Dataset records

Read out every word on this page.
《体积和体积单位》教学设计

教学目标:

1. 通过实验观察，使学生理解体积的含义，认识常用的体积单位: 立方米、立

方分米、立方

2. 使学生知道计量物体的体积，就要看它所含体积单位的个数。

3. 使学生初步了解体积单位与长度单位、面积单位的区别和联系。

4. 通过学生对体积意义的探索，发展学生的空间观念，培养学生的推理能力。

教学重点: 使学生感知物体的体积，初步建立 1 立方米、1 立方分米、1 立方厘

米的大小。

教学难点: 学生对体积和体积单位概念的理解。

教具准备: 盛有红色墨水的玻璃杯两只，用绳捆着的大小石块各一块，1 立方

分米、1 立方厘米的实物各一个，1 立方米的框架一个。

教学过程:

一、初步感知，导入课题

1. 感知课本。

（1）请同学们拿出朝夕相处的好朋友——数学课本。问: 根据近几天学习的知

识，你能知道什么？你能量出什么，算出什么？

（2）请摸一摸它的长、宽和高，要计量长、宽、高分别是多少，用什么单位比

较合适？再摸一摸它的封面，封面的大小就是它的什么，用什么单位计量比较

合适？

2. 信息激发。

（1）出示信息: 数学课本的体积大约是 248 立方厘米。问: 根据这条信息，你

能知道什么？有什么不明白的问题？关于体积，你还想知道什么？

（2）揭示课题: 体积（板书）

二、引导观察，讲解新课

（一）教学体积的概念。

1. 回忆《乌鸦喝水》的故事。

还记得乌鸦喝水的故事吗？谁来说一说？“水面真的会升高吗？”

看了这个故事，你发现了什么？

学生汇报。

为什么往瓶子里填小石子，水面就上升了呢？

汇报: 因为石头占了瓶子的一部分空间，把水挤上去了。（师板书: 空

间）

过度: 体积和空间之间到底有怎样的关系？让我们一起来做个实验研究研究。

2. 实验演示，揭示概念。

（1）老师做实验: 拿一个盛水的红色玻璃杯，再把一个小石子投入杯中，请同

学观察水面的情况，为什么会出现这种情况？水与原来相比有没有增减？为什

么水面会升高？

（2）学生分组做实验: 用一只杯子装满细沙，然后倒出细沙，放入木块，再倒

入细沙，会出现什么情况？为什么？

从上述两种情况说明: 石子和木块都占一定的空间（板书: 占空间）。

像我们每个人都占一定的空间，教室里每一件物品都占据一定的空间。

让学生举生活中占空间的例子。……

→ **TO DO**
Copy the records above exactly as they appear.

→ **SOLUTION FOR THIS TASK**
Read out every word on this page.
《体积和体积单位》教学设计

教学目标:

1. 通过实验观察，使学生理解体积的含义，认识常用的体积单位: 立方米、立

方分米、立方

2. 使学生知道计量物体的体积，就要看它所含体积单位的个数。

3. 使学生初步了解体积单位与长度单位、面积单位的区别和联系。

4. 通过学生对体积意义的探索，发展学生的空间观念，培养学生的推理能力。

教学重点: 使学生感知物体的体积，初步建立 1 立方米、1 立方分米、1 立方厘

米的大小。

教学难点: 学生对体积和体积单位概念的理解。

教具准备: 盛有红色墨水的玻璃杯两只，用绳捆着的大小石块各一块，1 立方

分米、1 立方厘米的实物各一个，1 立方米的框架一个。

教学过程:

一、初步感知，导入课题

1. 感知课本。

（1）请同学们拿出朝夕相处的好朋友——数学课本。问: 根据近几天学习的知

识，你能知道什么？你能量出什么，算出什么？

（2）请摸一摸它的长、宽和高，要计量长、宽、高分别是多少，用什么单位比

较合适？再摸一摸它的封面，封面的大小就是它的什么，用什么单位计量比较

合适？

2. 信息激发。

（1）出示信息: 数学课本的体积大约是 248 立方厘米。问: 根据这条信息，你

能知道什么？有什么不明白的问题？关于体积，你还想知道什么？

（2）揭示课题: 体积（板书）

二、引导观察，讲解新课

（一）教学体积的概念。

1. 回忆《乌鸦喝水》的故事。

还记得乌鸦喝水的故事吗？谁来说一说？“水面真的会升高吗？”

看了这个故事，你发现了什么？

学生汇报。

为什么往瓶子里填小石子，水面就上升了呢？

汇报: 因为石头占了瓶子的一部分空间，把水挤上去了。（师板书: 空

间）

过度: 体积和空间之间到底有怎样的关系？让我们一起来做个实验研究研究。

2. 实验演示，揭示概念。

（1）老师做实验: 拿一个盛水的红色玻璃杯，再把一个小石子投入杯中，请同

学观察水面的情况，为什么会出现这种情况？水与原来相比有没有增减？为什

么水面会升高？

（2）学生分组做实验: 用一只杯子装满细沙，然后倒出细沙，放入木块，再倒

入细沙，会出现什么情况？为什么？

从上述两种情况说明: 石子和木块都占一定的空间（板书: 占空间）。

像我们每个人都占一定的空间，教室里每一件物品都占据一定的空间。

让学生举生活中占空间的例子。……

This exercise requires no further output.